> **The exercise**:
Print all of the lines exactly. Any picture among them stays out.

Dataset excerpt
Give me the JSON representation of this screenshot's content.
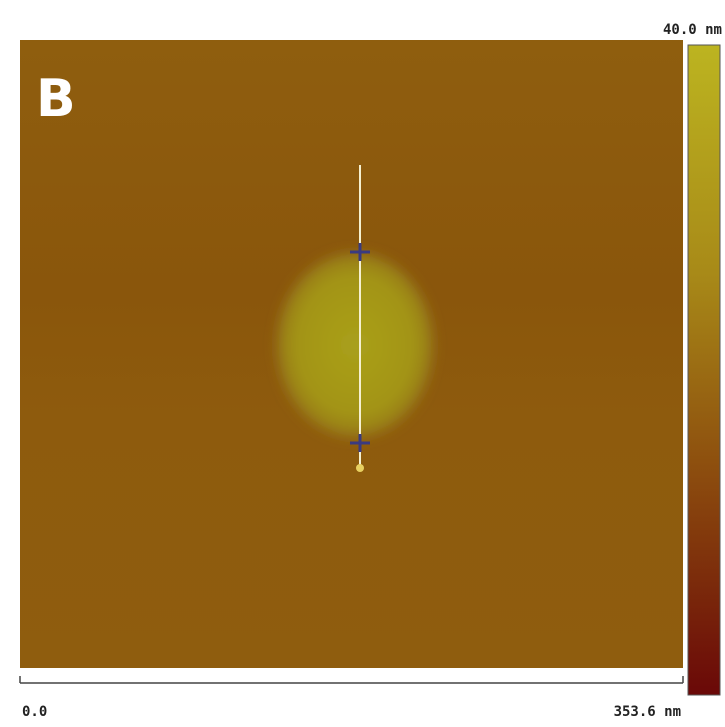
{
  "panel_label": "B",
  "colorbar": {
    "max_label": "40.0 nm"
  },
  "scale_bar": {
    "start_label": "0.0",
    "end_label": "353.6 nm"
  }
}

> **Response**:
Give me the JSON representation of this screenshot's content.
{
  "panel_label": "B",
  "colorbar": {
    "max_label": "40.0 nm"
  },
  "scale_bar": {
    "start_label": "0.0",
    "end_label": "353.6 nm"
  }
}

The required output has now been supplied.